What is required:
Count up the lines in the following listing that hold the word "beroendeframkallande", then give only that count.

Segment Open

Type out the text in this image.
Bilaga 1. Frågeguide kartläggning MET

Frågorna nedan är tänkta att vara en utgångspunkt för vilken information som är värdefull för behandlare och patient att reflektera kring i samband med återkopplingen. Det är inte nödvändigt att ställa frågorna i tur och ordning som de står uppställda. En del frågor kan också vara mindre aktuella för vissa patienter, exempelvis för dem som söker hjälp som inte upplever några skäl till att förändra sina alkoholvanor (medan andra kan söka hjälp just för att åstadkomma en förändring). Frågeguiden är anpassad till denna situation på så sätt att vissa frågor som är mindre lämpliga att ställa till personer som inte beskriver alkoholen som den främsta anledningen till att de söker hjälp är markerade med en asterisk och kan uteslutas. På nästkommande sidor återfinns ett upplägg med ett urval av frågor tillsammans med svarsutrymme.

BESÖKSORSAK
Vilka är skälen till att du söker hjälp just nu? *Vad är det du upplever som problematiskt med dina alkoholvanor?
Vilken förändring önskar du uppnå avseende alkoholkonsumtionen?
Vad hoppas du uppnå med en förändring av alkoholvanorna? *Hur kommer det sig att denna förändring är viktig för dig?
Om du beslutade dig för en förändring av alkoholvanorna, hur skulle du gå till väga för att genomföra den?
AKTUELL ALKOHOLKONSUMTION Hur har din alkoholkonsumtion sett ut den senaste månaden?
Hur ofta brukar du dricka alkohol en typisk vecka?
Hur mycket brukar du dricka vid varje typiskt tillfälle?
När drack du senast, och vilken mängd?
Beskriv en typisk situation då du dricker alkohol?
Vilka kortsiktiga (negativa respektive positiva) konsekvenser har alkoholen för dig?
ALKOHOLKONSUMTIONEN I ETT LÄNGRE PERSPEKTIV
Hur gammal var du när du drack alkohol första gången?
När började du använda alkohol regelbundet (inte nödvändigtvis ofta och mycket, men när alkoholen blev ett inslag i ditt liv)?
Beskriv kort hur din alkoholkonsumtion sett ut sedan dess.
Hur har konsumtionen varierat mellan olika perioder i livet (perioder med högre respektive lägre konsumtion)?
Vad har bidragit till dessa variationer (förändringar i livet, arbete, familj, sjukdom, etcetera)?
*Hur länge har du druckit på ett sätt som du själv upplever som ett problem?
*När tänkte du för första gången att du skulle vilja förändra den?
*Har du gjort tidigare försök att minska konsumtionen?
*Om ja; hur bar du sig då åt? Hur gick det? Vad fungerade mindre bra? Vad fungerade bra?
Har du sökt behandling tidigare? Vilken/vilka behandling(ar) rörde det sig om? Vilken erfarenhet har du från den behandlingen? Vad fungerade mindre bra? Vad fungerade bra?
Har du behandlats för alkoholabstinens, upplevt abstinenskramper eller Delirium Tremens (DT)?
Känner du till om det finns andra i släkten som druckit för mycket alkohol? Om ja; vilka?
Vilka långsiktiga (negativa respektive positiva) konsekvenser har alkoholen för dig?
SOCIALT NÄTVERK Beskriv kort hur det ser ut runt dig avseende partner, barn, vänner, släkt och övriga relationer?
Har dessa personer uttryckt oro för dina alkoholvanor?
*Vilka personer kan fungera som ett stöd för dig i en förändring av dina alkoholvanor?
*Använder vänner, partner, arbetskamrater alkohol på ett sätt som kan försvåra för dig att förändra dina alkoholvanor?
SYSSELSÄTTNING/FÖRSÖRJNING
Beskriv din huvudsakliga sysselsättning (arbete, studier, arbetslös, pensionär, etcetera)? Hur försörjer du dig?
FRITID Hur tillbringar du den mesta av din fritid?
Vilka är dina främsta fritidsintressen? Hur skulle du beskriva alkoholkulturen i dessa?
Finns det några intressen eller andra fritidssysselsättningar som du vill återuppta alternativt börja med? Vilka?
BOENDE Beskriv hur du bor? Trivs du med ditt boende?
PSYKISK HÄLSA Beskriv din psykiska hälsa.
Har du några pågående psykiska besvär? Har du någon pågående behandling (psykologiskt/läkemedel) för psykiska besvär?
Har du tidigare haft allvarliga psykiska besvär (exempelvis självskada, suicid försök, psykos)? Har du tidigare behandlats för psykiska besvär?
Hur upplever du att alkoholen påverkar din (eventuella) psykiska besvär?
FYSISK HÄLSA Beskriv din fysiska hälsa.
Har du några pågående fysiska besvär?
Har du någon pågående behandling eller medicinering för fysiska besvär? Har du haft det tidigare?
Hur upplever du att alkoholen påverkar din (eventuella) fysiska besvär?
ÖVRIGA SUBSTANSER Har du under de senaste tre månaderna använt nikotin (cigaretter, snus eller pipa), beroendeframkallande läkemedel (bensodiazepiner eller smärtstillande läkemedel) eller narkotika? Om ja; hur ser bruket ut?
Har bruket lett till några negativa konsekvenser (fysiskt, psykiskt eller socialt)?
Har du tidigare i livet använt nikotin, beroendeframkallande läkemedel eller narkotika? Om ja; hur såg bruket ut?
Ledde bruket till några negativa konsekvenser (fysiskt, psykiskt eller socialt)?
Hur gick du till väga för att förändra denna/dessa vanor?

Segment Closed

Answer space:
2